:: TASK TO COMPLETE ::
The records below hold pictures; please leave those out and retype the rest exactly.

:: EXTRACTED INFORMATION ::
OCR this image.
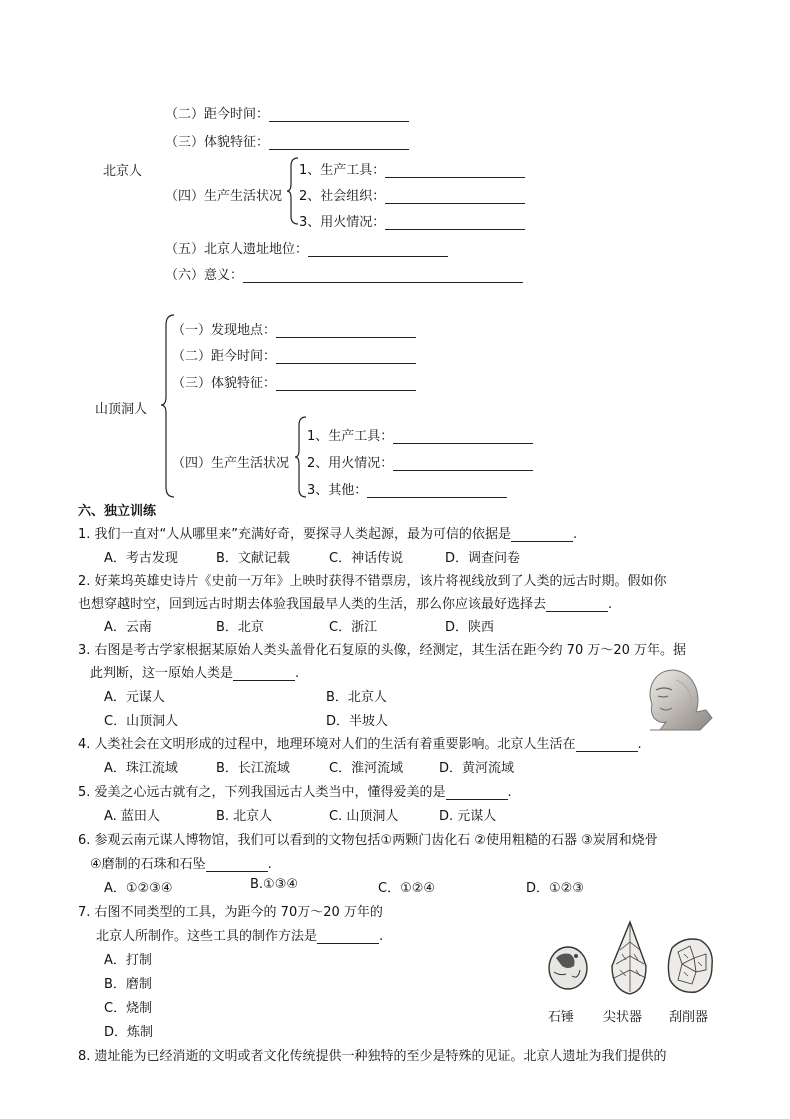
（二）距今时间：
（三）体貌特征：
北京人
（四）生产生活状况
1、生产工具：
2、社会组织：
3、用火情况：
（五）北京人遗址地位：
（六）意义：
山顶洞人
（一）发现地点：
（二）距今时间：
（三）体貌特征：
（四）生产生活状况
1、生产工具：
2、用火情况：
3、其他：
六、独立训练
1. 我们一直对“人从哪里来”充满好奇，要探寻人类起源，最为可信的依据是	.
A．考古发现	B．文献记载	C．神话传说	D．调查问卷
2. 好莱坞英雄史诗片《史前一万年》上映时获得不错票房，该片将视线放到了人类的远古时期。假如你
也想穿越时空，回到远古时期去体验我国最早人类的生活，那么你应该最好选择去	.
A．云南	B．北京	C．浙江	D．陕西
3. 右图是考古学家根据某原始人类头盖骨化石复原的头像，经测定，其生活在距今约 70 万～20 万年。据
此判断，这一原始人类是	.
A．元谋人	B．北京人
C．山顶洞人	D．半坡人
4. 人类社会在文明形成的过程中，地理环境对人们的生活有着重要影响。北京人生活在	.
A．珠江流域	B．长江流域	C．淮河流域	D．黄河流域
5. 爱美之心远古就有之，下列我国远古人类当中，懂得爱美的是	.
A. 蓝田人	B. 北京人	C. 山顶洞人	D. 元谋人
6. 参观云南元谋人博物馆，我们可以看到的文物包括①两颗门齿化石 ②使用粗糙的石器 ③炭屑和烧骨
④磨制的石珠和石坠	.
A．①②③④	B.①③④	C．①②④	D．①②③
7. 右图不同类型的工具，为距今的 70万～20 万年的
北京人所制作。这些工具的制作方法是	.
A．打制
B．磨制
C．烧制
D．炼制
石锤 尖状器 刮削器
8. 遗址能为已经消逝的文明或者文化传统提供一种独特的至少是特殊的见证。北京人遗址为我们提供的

:: REPLY ::
OCR this image.
（二）距今时间：
（三）体貌特征：
北京人
（四）生产生活状况
1、生产工具：
2、社会组织：
3、用火情况：
（五）北京人遗址地位：
（六）意义：
山顶洞人
（一）发现地点：
（二）距今时间：
（三）体貌特征：
（四）生产生活状况
1、生产工具：
2、用火情况：
3、其他：
六、独立训练
1. 我们一直对“人从哪里来”充满好奇，要探寻人类起源，最为可信的依据是	.
A．考古发现	B．文献记载	C．神话传说	D．调查问卷
2. 好莱坞英雄史诗片《史前一万年》上映时获得不错票房，该片将视线放到了人类的远古时期。假如你
也想穿越时空，回到远古时期去体验我国最早人类的生活，那么你应该最好选择去	.
A．云南	B．北京	C．浙江	D．陕西
3. 右图是考古学家根据某原始人类头盖骨化石复原的头像，经测定，其生活在距今约 70 万～20 万年。据
此判断，这一原始人类是	.
A．元谋人	B．北京人
C．山顶洞人	D．半坡人
4. 人类社会在文明形成的过程中，地理环境对人们的生活有着重要影响。北京人生活在	.
A．珠江流域	B．长江流域	C．淮河流域	D．黄河流域
5. 爱美之心远古就有之，下列我国远古人类当中，懂得爱美的是	.
A. 蓝田人	B. 北京人	C. 山顶洞人	D. 元谋人
6. 参观云南元谋人博物馆，我们可以看到的文物包括①两颗门齿化石 ②使用粗糙的石器 ③炭屑和烧骨
④磨制的石珠和石坠	.
A．①②③④	B.①③④	C．①②④	D．①②③
7. 右图不同类型的工具，为距今的 70万～20 万年的
北京人所制作。这些工具的制作方法是	.
A．打制
B．磨制
C．烧制
D．炼制
石锤 尖状器 刮削器
8. 遗址能为已经消逝的文明或者文化传统提供一种独特的至少是特殊的见证。北京人遗址为我们提供的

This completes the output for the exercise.